● **Directive**
Repeat all of the data precisely.

______________________________

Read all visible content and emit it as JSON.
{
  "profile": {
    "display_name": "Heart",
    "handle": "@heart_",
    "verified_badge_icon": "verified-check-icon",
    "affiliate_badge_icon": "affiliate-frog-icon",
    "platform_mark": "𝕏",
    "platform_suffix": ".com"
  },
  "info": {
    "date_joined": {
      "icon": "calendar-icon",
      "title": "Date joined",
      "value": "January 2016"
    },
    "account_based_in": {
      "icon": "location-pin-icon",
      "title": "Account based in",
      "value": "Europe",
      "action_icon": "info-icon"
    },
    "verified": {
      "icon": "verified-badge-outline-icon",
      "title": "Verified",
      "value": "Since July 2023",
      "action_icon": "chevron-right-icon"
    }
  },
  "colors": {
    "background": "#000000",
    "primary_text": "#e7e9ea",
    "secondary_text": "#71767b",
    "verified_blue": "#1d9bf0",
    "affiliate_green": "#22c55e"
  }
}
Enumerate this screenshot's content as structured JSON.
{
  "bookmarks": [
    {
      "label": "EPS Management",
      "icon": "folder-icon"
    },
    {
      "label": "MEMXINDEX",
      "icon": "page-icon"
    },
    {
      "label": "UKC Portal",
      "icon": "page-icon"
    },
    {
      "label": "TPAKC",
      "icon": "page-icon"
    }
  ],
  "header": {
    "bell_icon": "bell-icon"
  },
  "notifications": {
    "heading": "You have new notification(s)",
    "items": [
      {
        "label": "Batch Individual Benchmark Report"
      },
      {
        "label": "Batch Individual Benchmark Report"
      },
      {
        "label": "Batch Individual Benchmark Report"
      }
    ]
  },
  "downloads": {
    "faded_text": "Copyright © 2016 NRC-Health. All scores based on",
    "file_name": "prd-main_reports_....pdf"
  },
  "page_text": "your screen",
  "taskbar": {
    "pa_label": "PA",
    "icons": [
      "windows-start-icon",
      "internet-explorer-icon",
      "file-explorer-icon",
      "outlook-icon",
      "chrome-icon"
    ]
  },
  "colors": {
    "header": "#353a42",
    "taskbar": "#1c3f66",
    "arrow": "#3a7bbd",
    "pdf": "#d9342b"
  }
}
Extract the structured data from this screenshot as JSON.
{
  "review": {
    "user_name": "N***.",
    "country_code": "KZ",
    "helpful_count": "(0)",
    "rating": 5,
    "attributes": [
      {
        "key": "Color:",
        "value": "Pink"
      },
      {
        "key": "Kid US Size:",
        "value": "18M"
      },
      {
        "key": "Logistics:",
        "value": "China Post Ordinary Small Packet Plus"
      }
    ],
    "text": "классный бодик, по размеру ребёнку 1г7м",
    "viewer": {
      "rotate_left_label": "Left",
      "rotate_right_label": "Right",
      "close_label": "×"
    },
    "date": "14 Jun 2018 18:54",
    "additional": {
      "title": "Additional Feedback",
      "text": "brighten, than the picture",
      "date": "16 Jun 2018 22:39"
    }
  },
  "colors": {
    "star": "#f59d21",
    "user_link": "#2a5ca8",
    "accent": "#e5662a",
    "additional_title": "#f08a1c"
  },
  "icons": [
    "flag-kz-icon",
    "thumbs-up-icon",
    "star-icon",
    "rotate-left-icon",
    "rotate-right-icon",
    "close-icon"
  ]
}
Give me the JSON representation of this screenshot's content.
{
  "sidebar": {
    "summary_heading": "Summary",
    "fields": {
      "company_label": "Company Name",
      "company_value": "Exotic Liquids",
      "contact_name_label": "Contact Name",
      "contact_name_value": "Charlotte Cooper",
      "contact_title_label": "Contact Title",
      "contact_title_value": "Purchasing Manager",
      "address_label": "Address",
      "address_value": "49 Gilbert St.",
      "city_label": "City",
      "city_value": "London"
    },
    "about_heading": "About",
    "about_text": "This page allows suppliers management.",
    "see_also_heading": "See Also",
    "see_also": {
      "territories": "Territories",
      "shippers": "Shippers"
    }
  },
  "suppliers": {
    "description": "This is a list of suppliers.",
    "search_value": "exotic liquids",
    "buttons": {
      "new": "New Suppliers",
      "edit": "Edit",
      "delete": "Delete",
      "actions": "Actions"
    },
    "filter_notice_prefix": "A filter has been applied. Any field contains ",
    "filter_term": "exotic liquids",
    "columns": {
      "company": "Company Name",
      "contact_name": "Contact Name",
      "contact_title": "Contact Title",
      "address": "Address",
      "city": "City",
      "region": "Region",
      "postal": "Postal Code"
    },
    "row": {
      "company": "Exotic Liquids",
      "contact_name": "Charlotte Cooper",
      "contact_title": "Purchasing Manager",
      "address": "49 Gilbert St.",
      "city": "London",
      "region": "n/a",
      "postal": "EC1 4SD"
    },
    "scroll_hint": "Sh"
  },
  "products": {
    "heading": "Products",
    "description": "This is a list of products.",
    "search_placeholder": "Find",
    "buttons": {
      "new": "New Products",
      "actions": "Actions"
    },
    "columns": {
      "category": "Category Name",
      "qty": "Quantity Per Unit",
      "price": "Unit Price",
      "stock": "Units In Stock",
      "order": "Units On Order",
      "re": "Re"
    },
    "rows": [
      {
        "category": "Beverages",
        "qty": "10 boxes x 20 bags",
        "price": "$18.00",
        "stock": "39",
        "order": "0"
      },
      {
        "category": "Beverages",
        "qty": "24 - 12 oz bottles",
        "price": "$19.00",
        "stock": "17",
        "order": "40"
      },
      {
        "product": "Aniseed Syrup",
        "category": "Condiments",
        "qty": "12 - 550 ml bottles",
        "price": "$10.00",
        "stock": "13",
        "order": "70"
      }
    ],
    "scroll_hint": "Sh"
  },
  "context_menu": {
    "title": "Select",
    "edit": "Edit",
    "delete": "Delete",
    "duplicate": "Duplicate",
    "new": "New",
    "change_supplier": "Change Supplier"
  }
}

______________________________

● **Complete response**
Read all visible content and emit it as JSON.
{
  "profile": {
    "display_name": "Heart",
    "handle": "@heart_",
    "verified_badge_icon": "verified-check-icon",
    "affiliate_badge_icon": "affiliate-frog-icon",
    "platform_mark": "𝕏",
    "platform_suffix": ".com"
  },
  "info": {
    "date_joined": {
      "icon": "calendar-icon",
      "title": "Date joined",
      "value": "January 2016"
    },
    "account_based_in": {
      "icon": "location-pin-icon",
      "title": "Account based in",
      "value": "Europe",
      "action_icon": "info-icon"
    },
    "verified": {
      "icon": "verified-badge-outline-icon",
      "title": "Verified",
      "value": "Since July 2023",
      "action_icon": "chevron-right-icon"
    }
  },
  "colors": {
    "background": "#000000",
    "primary_text": "#e7e9ea",
    "secondary_text": "#71767b",
    "verified_blue": "#1d9bf0",
    "affiliate_green": "#22c55e"
  }
}
Enumerate this screenshot's content as structured JSON.
{
  "bookmarks": [
    {
      "label": "EPS Management",
      "icon": "folder-icon"
    },
    {
      "label": "MEMXINDEX",
      "icon": "page-icon"
    },
    {
      "label": "UKC Portal",
      "icon": "page-icon"
    },
    {
      "label": "TPAKC",
      "icon": "page-icon"
    }
  ],
  "header": {
    "bell_icon": "bell-icon"
  },
  "notifications": {
    "heading": "You have new notification(s)",
    "items": [
      {
        "label": "Batch Individual Benchmark Report"
      },
      {
        "label": "Batch Individual Benchmark Report"
      },
      {
        "label": "Batch Individual Benchmark Report"
      }
    ]
  },
  "downloads": {
    "faded_text": "Copyright © 2016 NRC-Health. All scores based on",
    "file_name": "prd-main_reports_....pdf"
  },
  "page_text": "your screen",
  "taskbar": {
    "pa_label": "PA",
    "icons": [
      "windows-start-icon",
      "internet-explorer-icon",
      "file-explorer-icon",
      "outlook-icon",
      "chrome-icon"
    ]
  },
  "colors": {
    "header": "#353a42",
    "taskbar": "#1c3f66",
    "arrow": "#3a7bbd",
    "pdf": "#d9342b"
  }
}
Extract the structured data from this screenshot as JSON.
{
  "review": {
    "user_name": "N***.",
    "country_code": "KZ",
    "helpful_count": "(0)",
    "rating": 5,
    "attributes": [
      {
        "key": "Color:",
        "value": "Pink"
      },
      {
        "key": "Kid US Size:",
        "value": "18M"
      },
      {
        "key": "Logistics:",
        "value": "China Post Ordinary Small Packet Plus"
      }
    ],
    "text": "классный бодик, по размеру ребёнку 1г7м",
    "viewer": {
      "rotate_left_label": "Left",
      "rotate_right_label": "Right",
      "close_label": "×"
    },
    "date": "14 Jun 2018 18:54",
    "additional": {
      "title": "Additional Feedback",
      "text": "brighten, than the picture",
      "date": "16 Jun 2018 22:39"
    }
  },
  "colors": {
    "star": "#f59d21",
    "user_link": "#2a5ca8",
    "accent": "#e5662a",
    "additional_title": "#f08a1c"
  },
  "icons": [
    "flag-kz-icon",
    "thumbs-up-icon",
    "star-icon",
    "rotate-left-icon",
    "rotate-right-icon",
    "close-icon"
  ]
}
Give me the JSON representation of this screenshot's content.
{
  "sidebar": {
    "summary_heading": "Summary",
    "fields": {
      "company_label": "Company Name",
      "company_value": "Exotic Liquids",
      "contact_name_label": "Contact Name",
      "contact_name_value": "Charlotte Cooper",
      "contact_title_label": "Contact Title",
      "contact_title_value": "Purchasing Manager",
      "address_label": "Address",
      "address_value": "49 Gilbert St.",
      "city_label": "City",
      "city_value": "London"
    },
    "about_heading": "About",
    "about_text": "This page allows suppliers management.",
    "see_also_heading": "See Also",
    "see_also": {
      "territories": "Territories",
      "shippers": "Shippers"
    }
  },
  "suppliers": {
    "description": "This is a list of suppliers.",
    "search_value": "exotic liquids",
    "buttons": {
      "new": "New Suppliers",
      "edit": "Edit",
      "delete": "Delete",
      "actions": "Actions"
    },
    "filter_notice_prefix": "A filter has been applied. Any field contains ",
    "filter_term": "exotic liquids",
    "columns": {
      "company": "Company Name",
      "contact_name": "Contact Name",
      "contact_title": "Contact Title",
      "address": "Address",
      "city": "City",
      "region": "Region",
      "postal": "Postal Code"
    },
    "row": {
      "company": "Exotic Liquids",
      "contact_name": "Charlotte Cooper",
      "contact_title": "Purchasing Manager",
      "address": "49 Gilbert St.",
      "city": "London",
      "region": "n/a",
      "postal": "EC1 4SD"
    },
    "scroll_hint": "Sh"
  },
  "products": {
    "heading": "Products",
    "description": "This is a list of products.",
    "search_placeholder": "Find",
    "buttons": {
      "new": "New Products",
      "actions": "Actions"
    },
    "columns": {
      "category": "Category Name",
      "qty": "Quantity Per Unit",
      "price": "Unit Price",
      "stock": "Units In Stock",
      "order": "Units On Order",
      "re": "Re"
    },
    "rows": [
      {
        "category": "Beverages",
        "qty": "10 boxes x 20 bags",
        "price": "$18.00",
        "stock": "39",
        "order": "0"
      },
      {
        "category": "Beverages",
        "qty": "24 - 12 oz bottles",
        "price": "$19.00",
        "stock": "17",
        "order": "40"
      },
      {
        "product": "Aniseed Syrup",
        "category": "Condiments",
        "qty": "12 - 550 ml bottles",
        "price": "$10.00",
        "stock": "13",
        "order": "70"
      }
    ],
    "scroll_hint": "Sh"
  },
  "context_menu": {
    "title": "Select",
    "edit": "Edit",
    "delete": "Delete",
    "duplicate": "Duplicate",
    "new": "New",
    "change_supplier": "Change Supplier"
  }
}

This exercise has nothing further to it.